Problem details »
Make an exact copy of the entries, and keep any pictures out of it.

Excerpted data »

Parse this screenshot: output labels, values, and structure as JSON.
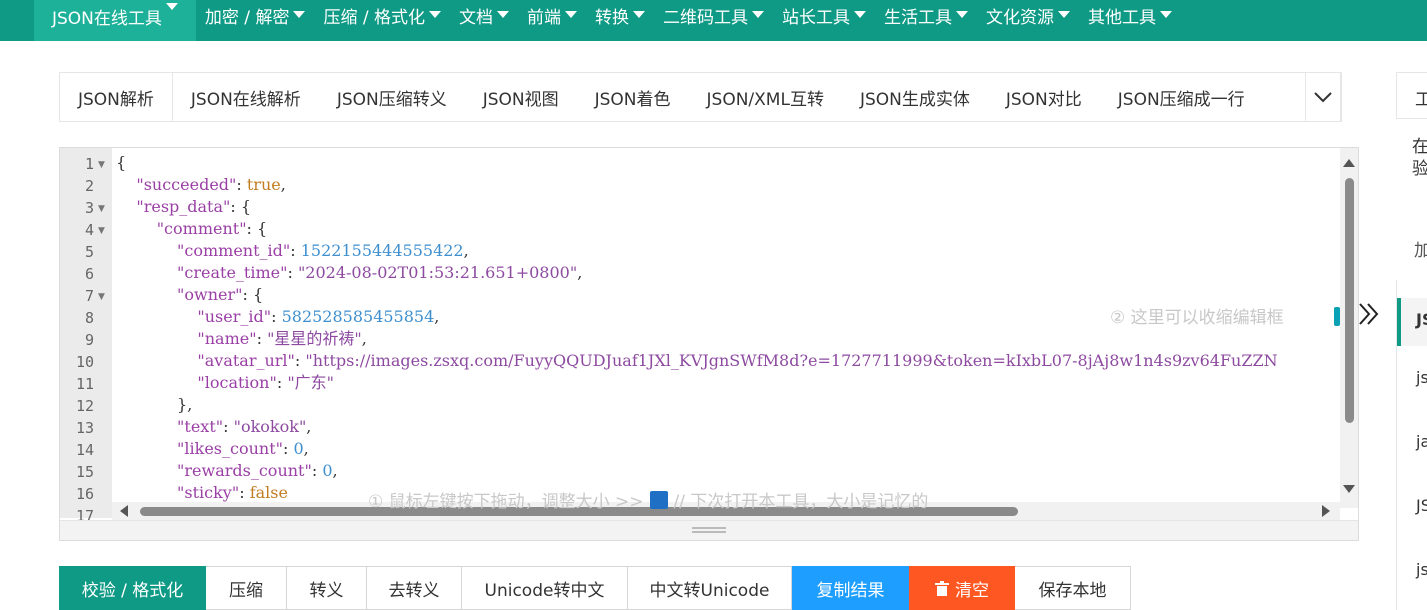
{
  "nav": {
    "items": [
      {
        "label": "JSON在线工具",
        "active": true
      },
      {
        "label": "加密 / 解密"
      },
      {
        "label": "压缩 / 格式化"
      },
      {
        "label": "文档"
      },
      {
        "label": "前端"
      },
      {
        "label": "转换"
      },
      {
        "label": "二维码工具"
      },
      {
        "label": "站长工具"
      },
      {
        "label": "生活工具"
      },
      {
        "label": "文化资源"
      },
      {
        "label": "其他工具"
      }
    ]
  },
  "tabs": [
    "JSON解析",
    "JSON在线解析",
    "JSON压缩转义",
    "JSON视图",
    "JSON着色",
    "JSON/XML互转",
    "JSON生成实体",
    "JSON对比",
    "JSON压缩成一行"
  ],
  "editor": {
    "line_numbers": [
      "1",
      "2",
      "3",
      "4",
      "5",
      "6",
      "7",
      "8",
      "9",
      "10",
      "11",
      "12",
      "13",
      "14",
      "15",
      "16",
      "17"
    ],
    "foldable_lines": [
      "1",
      "3",
      "4",
      "7"
    ],
    "lines": [
      {
        "indent": "",
        "parts": [
          [
            "p",
            "{"
          ]
        ]
      },
      {
        "indent": "    ",
        "parts": [
          [
            "k",
            "\"succeeded\""
          ],
          [
            "p",
            ": "
          ],
          [
            "b",
            "true"
          ],
          [
            "p",
            ","
          ]
        ]
      },
      {
        "indent": "    ",
        "parts": [
          [
            "k",
            "\"resp_data\""
          ],
          [
            "p",
            ": {"
          ]
        ]
      },
      {
        "indent": "        ",
        "parts": [
          [
            "k",
            "\"comment\""
          ],
          [
            "p",
            ": {"
          ]
        ]
      },
      {
        "indent": "            ",
        "parts": [
          [
            "k",
            "\"comment_id\""
          ],
          [
            "p",
            ": "
          ],
          [
            "n",
            "1522155444555422"
          ],
          [
            "p",
            ","
          ]
        ]
      },
      {
        "indent": "            ",
        "parts": [
          [
            "k",
            "\"create_time\""
          ],
          [
            "p",
            ": "
          ],
          [
            "s",
            "\"2024-08-02T01:53:21.651+0800\""
          ],
          [
            "p",
            ","
          ]
        ]
      },
      {
        "indent": "            ",
        "parts": [
          [
            "k",
            "\"owner\""
          ],
          [
            "p",
            ": {"
          ]
        ]
      },
      {
        "indent": "                ",
        "parts": [
          [
            "k",
            "\"user_id\""
          ],
          [
            "p",
            ": "
          ],
          [
            "n",
            "582528585455854"
          ],
          [
            "p",
            ","
          ]
        ]
      },
      {
        "indent": "                ",
        "parts": [
          [
            "k",
            "\"name\""
          ],
          [
            "p",
            ": "
          ],
          [
            "s",
            "\"星星的祈祷\""
          ],
          [
            "p",
            ","
          ]
        ]
      },
      {
        "indent": "                ",
        "parts": [
          [
            "k",
            "\"avatar_url\""
          ],
          [
            "p",
            ": "
          ],
          [
            "s",
            "\"https://images.zsxq.com/FuyyQQUDJuaf1JXl_KVJgnSWfM8d?e=1727711999&token=kIxbL07-8jAj8w1n4s9zv64FuZZN"
          ]
        ]
      },
      {
        "indent": "                ",
        "parts": [
          [
            "k",
            "\"location\""
          ],
          [
            "p",
            ": "
          ],
          [
            "s",
            "\"广东\""
          ]
        ]
      },
      {
        "indent": "            ",
        "parts": [
          [
            "p",
            "},"
          ]
        ]
      },
      {
        "indent": "            ",
        "parts": [
          [
            "k",
            "\"text\""
          ],
          [
            "p",
            ": "
          ],
          [
            "s",
            "\"okokok\""
          ],
          [
            "p",
            ","
          ]
        ]
      },
      {
        "indent": "            ",
        "parts": [
          [
            "k",
            "\"likes_count\""
          ],
          [
            "p",
            ": "
          ],
          [
            "n",
            "0"
          ],
          [
            "p",
            ","
          ]
        ]
      },
      {
        "indent": "            ",
        "parts": [
          [
            "k",
            "\"rewards_count\""
          ],
          [
            "p",
            ": "
          ],
          [
            "n",
            "0"
          ],
          [
            "p",
            ","
          ]
        ]
      },
      {
        "indent": "            ",
        "parts": [
          [
            "k",
            "\"sticky\""
          ],
          [
            "p",
            ": "
          ],
          [
            "b",
            "false"
          ]
        ]
      }
    ],
    "hint_resize": "① 鼠标左键按下拖动，调整大小 >>",
    "hint_remember": "// 下次打开本工具，大小是记忆的",
    "hint_collapse": "② 这里可以收缩编辑框"
  },
  "buttons": {
    "validate": "校验 / 格式化",
    "compress": "压缩",
    "escape": "转义",
    "unescape": "去转义",
    "unicode_to_cn": "Unicode转中文",
    "cn_to_unicode": "中文转Unicode",
    "copy": "复制结果",
    "clear": "清空",
    "save": "保存本地"
  },
  "right_panel": {
    "head": "工",
    "text": "在验",
    "add": "加",
    "items": [
      "JS",
      "js",
      "ja",
      "JS",
      "js"
    ]
  },
  "colors": {
    "nav_bg": "#0f9a85",
    "primary": "#0f9a85",
    "copy_btn": "#1e9fff",
    "clear_btn": "#ff5722"
  }
}
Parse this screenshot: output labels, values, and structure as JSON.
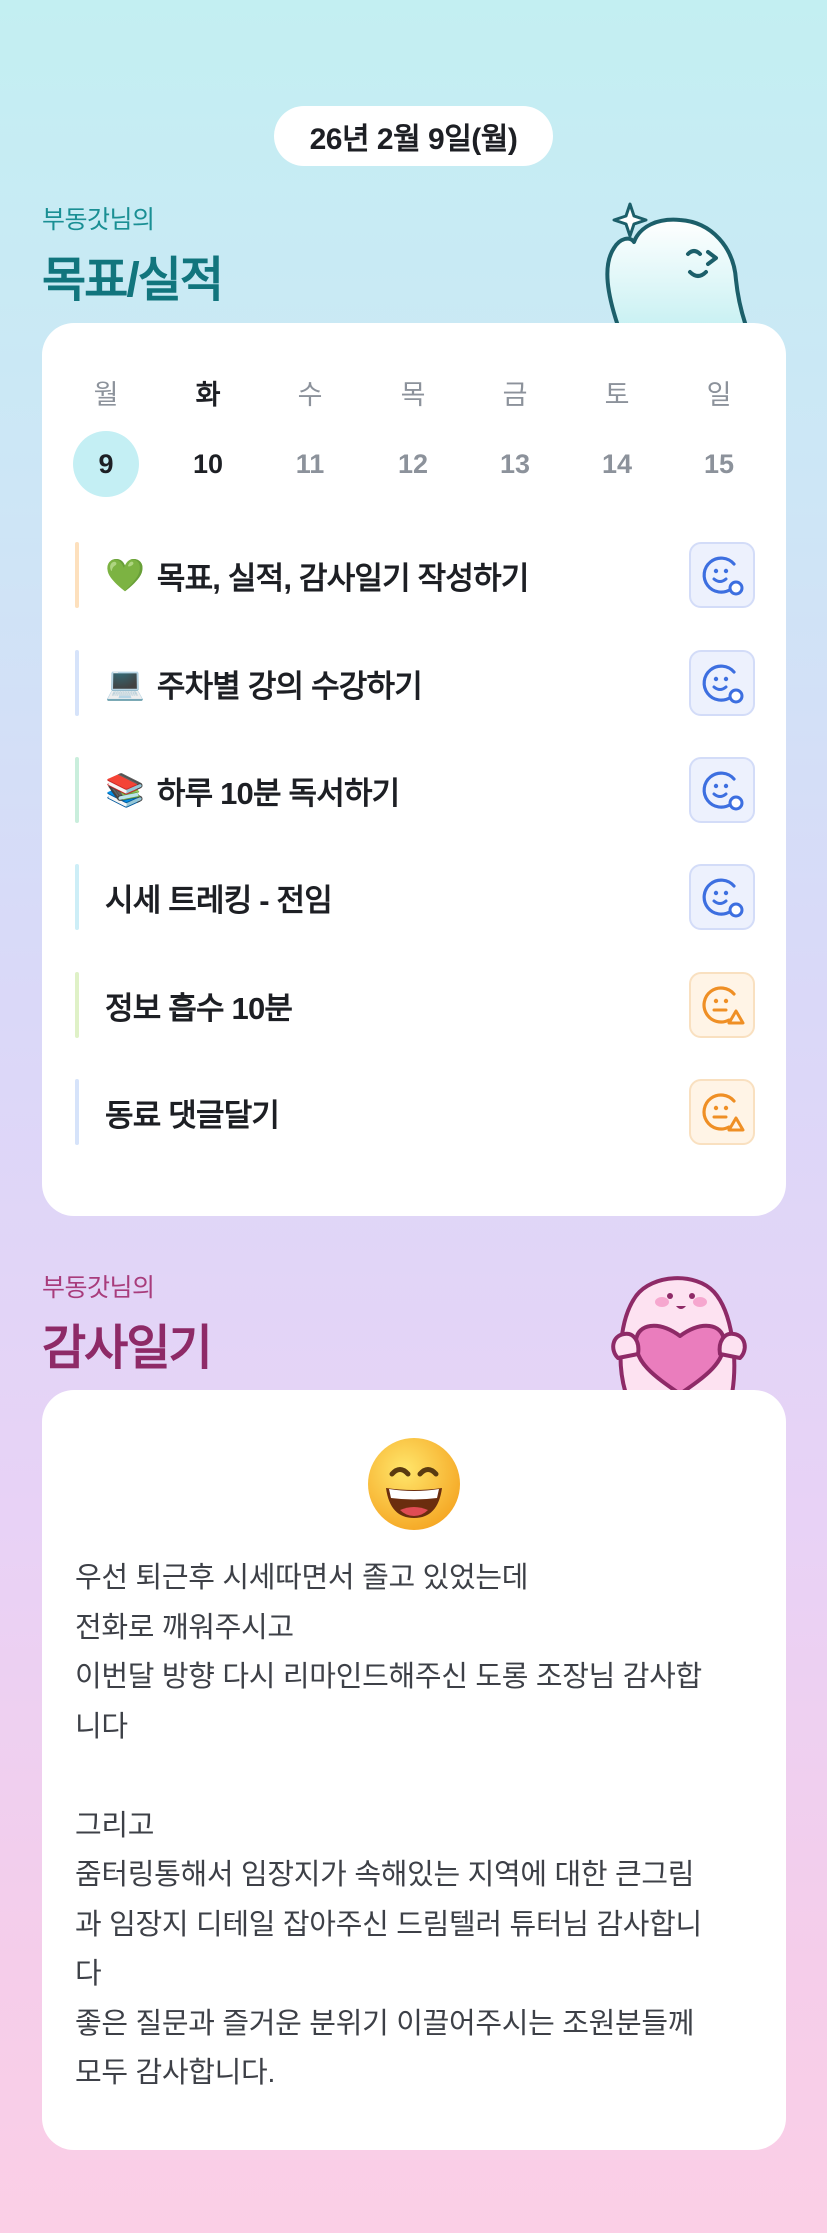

Result of the exercise »
Parse this screenshot: output labels, values, and structure as JSON.
{
  "nav": {
    "items": [
      {
        "label": "JSON在线工具",
        "active": true
      },
      {
        "label": "加密 / 解密"
      },
      {
        "label": "压缩 / 格式化"
      },
      {
        "label": "文档"
      },
      {
        "label": "前端"
      },
      {
        "label": "转换"
      },
      {
        "label": "二维码工具"
      },
      {
        "label": "站长工具"
      },
      {
        "label": "生活工具"
      },
      {
        "label": "文化资源"
      },
      {
        "label": "其他工具"
      }
    ]
  },
  "tabs": [
    "JSON解析",
    "JSON在线解析",
    "JSON压缩转义",
    "JSON视图",
    "JSON着色",
    "JSON/XML互转",
    "JSON生成实体",
    "JSON对比",
    "JSON压缩成一行"
  ],
  "editor": {
    "line_numbers": [
      "1",
      "2",
      "3",
      "4",
      "5",
      "6",
      "7",
      "8",
      "9",
      "10",
      "11",
      "12",
      "13",
      "14",
      "15",
      "16",
      "17"
    ],
    "foldable_lines": [
      "1",
      "3",
      "4",
      "7"
    ],
    "lines": [
      {
        "indent": "",
        "parts": [
          [
            "p",
            "{"
          ]
        ]
      },
      {
        "indent": "    ",
        "parts": [
          [
            "k",
            "\"succeeded\""
          ],
          [
            "p",
            ": "
          ],
          [
            "b",
            "true"
          ],
          [
            "p",
            ","
          ]
        ]
      },
      {
        "indent": "    ",
        "parts": [
          [
            "k",
            "\"resp_data\""
          ],
          [
            "p",
            ": {"
          ]
        ]
      },
      {
        "indent": "        ",
        "parts": [
          [
            "k",
            "\"comment\""
          ],
          [
            "p",
            ": {"
          ]
        ]
      },
      {
        "indent": "            ",
        "parts": [
          [
            "k",
            "\"comment_id\""
          ],
          [
            "p",
            ": "
          ],
          [
            "n",
            "1522155444555422"
          ],
          [
            "p",
            ","
          ]
        ]
      },
      {
        "indent": "            ",
        "parts": [
          [
            "k",
            "\"create_time\""
          ],
          [
            "p",
            ": "
          ],
          [
            "s",
            "\"2024-08-02T01:53:21.651+0800\""
          ],
          [
            "p",
            ","
          ]
        ]
      },
      {
        "indent": "            ",
        "parts": [
          [
            "k",
            "\"owner\""
          ],
          [
            "p",
            ": {"
          ]
        ]
      },
      {
        "indent": "                ",
        "parts": [
          [
            "k",
            "\"user_id\""
          ],
          [
            "p",
            ": "
          ],
          [
            "n",
            "582528585455854"
          ],
          [
            "p",
            ","
          ]
        ]
      },
      {
        "indent": "                ",
        "parts": [
          [
            "k",
            "\"name\""
          ],
          [
            "p",
            ": "
          ],
          [
            "s",
            "\"星星的祈祷\""
          ],
          [
            "p",
            ","
          ]
        ]
      },
      {
        "indent": "                ",
        "parts": [
          [
            "k",
            "\"avatar_url\""
          ],
          [
            "p",
            ": "
          ],
          [
            "s",
            "\"https://images.zsxq.com/FuyyQQUDJuaf1JXl_KVJgnSWfM8d?e=1727711999&token=kIxbL07-8jAj8w1n4s9zv64FuZZN"
          ]
        ]
      },
      {
        "indent": "                ",
        "parts": [
          [
            "k",
            "\"location\""
          ],
          [
            "p",
            ": "
          ],
          [
            "s",
            "\"广东\""
          ]
        ]
      },
      {
        "indent": "            ",
        "parts": [
          [
            "p",
            "},"
          ]
        ]
      },
      {
        "indent": "            ",
        "parts": [
          [
            "k",
            "\"text\""
          ],
          [
            "p",
            ": "
          ],
          [
            "s",
            "\"okokok\""
          ],
          [
            "p",
            ","
          ]
        ]
      },
      {
        "indent": "            ",
        "parts": [
          [
            "k",
            "\"likes_count\""
          ],
          [
            "p",
            ": "
          ],
          [
            "n",
            "0"
          ],
          [
            "p",
            ","
          ]
        ]
      },
      {
        "indent": "            ",
        "parts": [
          [
            "k",
            "\"rewards_count\""
          ],
          [
            "p",
            ": "
          ],
          [
            "n",
            "0"
          ],
          [
            "p",
            ","
          ]
        ]
      },
      {
        "indent": "            ",
        "parts": [
          [
            "k",
            "\"sticky\""
          ],
          [
            "p",
            ": "
          ],
          [
            "b",
            "false"
          ]
        ]
      }
    ],
    "hint_resize": "① 鼠标左键按下拖动，调整大小 >>",
    "hint_remember": "// 下次打开本工具，大小是记忆的",
    "hint_collapse": "② 这里可以收缩编辑框"
  },
  "buttons": {
    "validate": "校验 / 格式化",
    "compress": "压缩",
    "escape": "转义",
    "unescape": "去转义",
    "unicode_to_cn": "Unicode转中文",
    "cn_to_unicode": "中文转Unicode",
    "copy": "复制结果",
    "clear": "清空",
    "save": "保存本地"
  },
  "right_panel": {
    "head": "工",
    "text": "在验",
    "add": "加",
    "items": [
      "JS",
      "js",
      "ja",
      "JS",
      "js"
    ]
  },
  "colors": {
    "nav_bg": "#0f9a85",
    "primary": "#0f9a85",
    "copy_btn": "#1e9fff",
    "clear_btn": "#ff5722"
  }
}
Parse this screenshot: output labels, values, and structure as JSON.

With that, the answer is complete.